§ EXERCISE TASK: Write the listing below out again exactly, dropping the images.

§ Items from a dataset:
════════════════════

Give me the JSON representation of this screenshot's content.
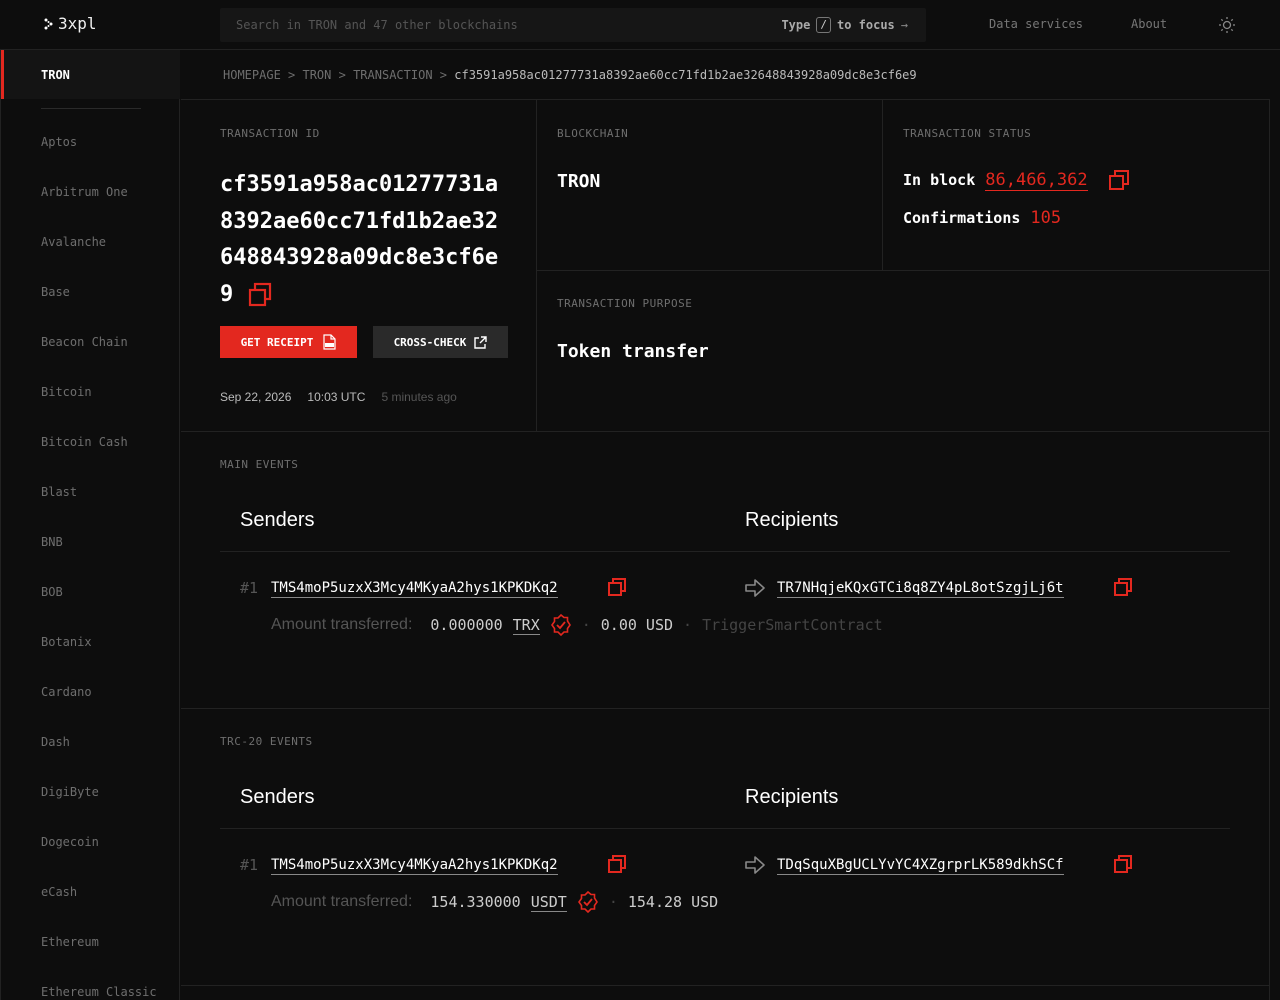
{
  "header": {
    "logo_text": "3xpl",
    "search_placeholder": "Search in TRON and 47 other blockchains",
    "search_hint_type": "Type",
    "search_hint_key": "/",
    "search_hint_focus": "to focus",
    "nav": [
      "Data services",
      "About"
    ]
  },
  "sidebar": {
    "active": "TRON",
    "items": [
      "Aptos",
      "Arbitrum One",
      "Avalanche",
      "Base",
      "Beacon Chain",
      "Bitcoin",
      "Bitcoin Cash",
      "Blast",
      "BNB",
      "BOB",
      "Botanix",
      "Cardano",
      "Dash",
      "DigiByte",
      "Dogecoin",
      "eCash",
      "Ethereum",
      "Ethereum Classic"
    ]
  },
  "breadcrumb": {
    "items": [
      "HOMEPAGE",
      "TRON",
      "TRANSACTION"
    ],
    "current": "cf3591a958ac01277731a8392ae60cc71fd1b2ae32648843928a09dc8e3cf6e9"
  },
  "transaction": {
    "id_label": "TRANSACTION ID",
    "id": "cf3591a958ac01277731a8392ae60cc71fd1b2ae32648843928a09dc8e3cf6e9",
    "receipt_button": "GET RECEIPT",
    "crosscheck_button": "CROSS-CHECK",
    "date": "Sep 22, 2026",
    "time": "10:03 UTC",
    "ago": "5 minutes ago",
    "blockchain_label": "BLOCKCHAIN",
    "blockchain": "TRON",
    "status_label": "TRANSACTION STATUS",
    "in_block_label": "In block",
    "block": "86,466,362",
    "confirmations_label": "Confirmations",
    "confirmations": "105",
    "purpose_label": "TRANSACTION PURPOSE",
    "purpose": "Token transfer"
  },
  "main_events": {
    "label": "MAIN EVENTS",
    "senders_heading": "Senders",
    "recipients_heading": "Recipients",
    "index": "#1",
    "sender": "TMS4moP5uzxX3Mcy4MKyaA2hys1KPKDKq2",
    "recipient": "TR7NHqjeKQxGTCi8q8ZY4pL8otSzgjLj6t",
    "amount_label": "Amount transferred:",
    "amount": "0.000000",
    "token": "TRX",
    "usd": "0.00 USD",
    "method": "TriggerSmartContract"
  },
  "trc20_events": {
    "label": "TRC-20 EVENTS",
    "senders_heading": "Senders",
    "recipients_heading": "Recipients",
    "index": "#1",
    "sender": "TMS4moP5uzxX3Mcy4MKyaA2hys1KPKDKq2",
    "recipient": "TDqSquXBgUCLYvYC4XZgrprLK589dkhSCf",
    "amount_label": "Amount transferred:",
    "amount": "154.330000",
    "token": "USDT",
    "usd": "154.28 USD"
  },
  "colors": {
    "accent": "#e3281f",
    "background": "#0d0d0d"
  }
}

════════════════════

§ EXERCISE ANSWER:
Give me the JSON representation of this screenshot's content.
{
  "header": {
    "logo_text": "3xpl",
    "search_placeholder": "Search in TRON and 47 other blockchains",
    "search_hint_type": "Type",
    "search_hint_key": "/",
    "search_hint_focus": "to focus",
    "nav": [
      "Data services",
      "About"
    ]
  },
  "sidebar": {
    "active": "TRON",
    "items": [
      "Aptos",
      "Arbitrum One",
      "Avalanche",
      "Base",
      "Beacon Chain",
      "Bitcoin",
      "Bitcoin Cash",
      "Blast",
      "BNB",
      "BOB",
      "Botanix",
      "Cardano",
      "Dash",
      "DigiByte",
      "Dogecoin",
      "eCash",
      "Ethereum",
      "Ethereum Classic"
    ]
  },
  "breadcrumb": {
    "items": [
      "HOMEPAGE",
      "TRON",
      "TRANSACTION"
    ],
    "current": "cf3591a958ac01277731a8392ae60cc71fd1b2ae32648843928a09dc8e3cf6e9"
  },
  "transaction": {
    "id_label": "TRANSACTION ID",
    "id": "cf3591a958ac01277731a8392ae60cc71fd1b2ae32648843928a09dc8e3cf6e9",
    "receipt_button": "GET RECEIPT",
    "crosscheck_button": "CROSS-CHECK",
    "date": "Sep 22, 2026",
    "time": "10:03 UTC",
    "ago": "5 minutes ago",
    "blockchain_label": "BLOCKCHAIN",
    "blockchain": "TRON",
    "status_label": "TRANSACTION STATUS",
    "in_block_label": "In block",
    "block": "86,466,362",
    "confirmations_label": "Confirmations",
    "confirmations": "105",
    "purpose_label": "TRANSACTION PURPOSE",
    "purpose": "Token transfer"
  },
  "main_events": {
    "label": "MAIN EVENTS",
    "senders_heading": "Senders",
    "recipients_heading": "Recipients",
    "index": "#1",
    "sender": "TMS4moP5uzxX3Mcy4MKyaA2hys1KPKDKq2",
    "recipient": "TR7NHqjeKQxGTCi8q8ZY4pL8otSzgjLj6t",
    "amount_label": "Amount transferred:",
    "amount": "0.000000",
    "token": "TRX",
    "usd": "0.00 USD",
    "method": "TriggerSmartContract"
  },
  "trc20_events": {
    "label": "TRC-20 EVENTS",
    "senders_heading": "Senders",
    "recipients_heading": "Recipients",
    "index": "#1",
    "sender": "TMS4moP5uzxX3Mcy4MKyaA2hys1KPKDKq2",
    "recipient": "TDqSquXBgUCLYvYC4XZgrprLK589dkhSCf",
    "amount_label": "Amount transferred:",
    "amount": "154.330000",
    "token": "USDT",
    "usd": "154.28 USD"
  },
  "colors": {
    "accent": "#e3281f",
    "background": "#0d0d0d"
  }
}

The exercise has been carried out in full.